Listed entries —
_ _ _ _
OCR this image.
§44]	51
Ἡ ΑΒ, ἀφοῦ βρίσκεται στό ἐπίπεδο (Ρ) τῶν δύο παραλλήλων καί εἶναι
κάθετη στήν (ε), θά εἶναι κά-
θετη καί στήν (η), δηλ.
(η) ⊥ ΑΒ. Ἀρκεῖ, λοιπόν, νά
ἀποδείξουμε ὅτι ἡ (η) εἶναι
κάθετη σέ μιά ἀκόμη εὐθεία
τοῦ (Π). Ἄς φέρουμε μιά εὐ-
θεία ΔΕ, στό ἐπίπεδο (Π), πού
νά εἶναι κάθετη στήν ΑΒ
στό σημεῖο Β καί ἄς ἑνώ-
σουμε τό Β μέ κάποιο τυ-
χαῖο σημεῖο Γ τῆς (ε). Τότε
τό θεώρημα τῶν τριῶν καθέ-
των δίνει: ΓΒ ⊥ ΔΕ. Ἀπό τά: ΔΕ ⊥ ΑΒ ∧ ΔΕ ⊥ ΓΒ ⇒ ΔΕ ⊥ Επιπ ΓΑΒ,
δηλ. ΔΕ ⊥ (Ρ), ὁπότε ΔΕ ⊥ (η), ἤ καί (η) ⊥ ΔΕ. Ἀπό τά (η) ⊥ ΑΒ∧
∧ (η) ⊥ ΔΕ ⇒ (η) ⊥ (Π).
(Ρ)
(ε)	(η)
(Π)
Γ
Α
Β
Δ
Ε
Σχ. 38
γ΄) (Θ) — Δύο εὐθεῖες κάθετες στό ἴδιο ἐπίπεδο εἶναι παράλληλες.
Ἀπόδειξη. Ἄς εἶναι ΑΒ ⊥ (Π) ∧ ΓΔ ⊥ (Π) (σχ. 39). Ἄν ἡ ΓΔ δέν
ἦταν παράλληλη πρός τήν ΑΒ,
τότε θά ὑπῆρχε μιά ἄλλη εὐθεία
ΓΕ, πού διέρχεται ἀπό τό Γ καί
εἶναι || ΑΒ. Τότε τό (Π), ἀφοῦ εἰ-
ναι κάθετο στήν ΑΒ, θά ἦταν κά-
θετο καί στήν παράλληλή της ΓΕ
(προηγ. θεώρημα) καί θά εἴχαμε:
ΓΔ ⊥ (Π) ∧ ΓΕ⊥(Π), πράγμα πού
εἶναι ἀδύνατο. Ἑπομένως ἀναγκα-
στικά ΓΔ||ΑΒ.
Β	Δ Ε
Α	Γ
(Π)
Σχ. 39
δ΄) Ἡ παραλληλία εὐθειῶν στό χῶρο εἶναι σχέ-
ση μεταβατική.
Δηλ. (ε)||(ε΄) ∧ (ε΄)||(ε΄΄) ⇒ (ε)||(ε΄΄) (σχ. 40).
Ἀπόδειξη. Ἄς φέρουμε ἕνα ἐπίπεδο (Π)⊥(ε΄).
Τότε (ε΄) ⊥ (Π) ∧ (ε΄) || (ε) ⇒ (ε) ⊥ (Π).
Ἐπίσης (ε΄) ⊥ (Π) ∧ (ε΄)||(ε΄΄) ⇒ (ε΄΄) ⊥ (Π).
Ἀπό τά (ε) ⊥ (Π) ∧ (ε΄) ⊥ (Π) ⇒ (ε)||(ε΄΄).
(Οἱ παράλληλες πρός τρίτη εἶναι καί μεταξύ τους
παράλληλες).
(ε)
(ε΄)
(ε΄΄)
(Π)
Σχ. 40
_ _ _ _
Exercise goal — Search the data above for the word "εἶναι", then gather each line in which it appears.

Output below —
Ἡ ΑΒ, ἀφοῦ βρίσκεται στό ἐπίπεδο (Ρ) τῶν δύο παραλλήλων καί εἶναι
κάθετη στήν (ε), θά εἶναι κά-
ἀποδείξουμε ὅτι ἡ (η) εἶναι
νά εἶναι κάθετη στήν ΑΒ
γ΄) (Θ) — Δύο εὐθεῖες κάθετες στό ἴδιο ἐπίπεδο εἶναι παράλληλες.
Ἀπόδειξη. Ἄς εἶναι ΑΒ ⊥ (Π) ∧ ΓΔ ⊥ (Π) (σχ. 39). Ἄν ἡ ΓΔ δέν
εἶναι || ΑΒ. Τότε τό (Π), ἀφοῦ εἰ-
εἶναι ἀδύνατο. Ἑπομένως ἀναγκα-
δ΄) Ἡ παραλληλία εὐθειῶν στό χῶρο εἶναι σχέ-
(Οἱ παράλληλες πρός τρίτη εἶναι καί μεταξύ τους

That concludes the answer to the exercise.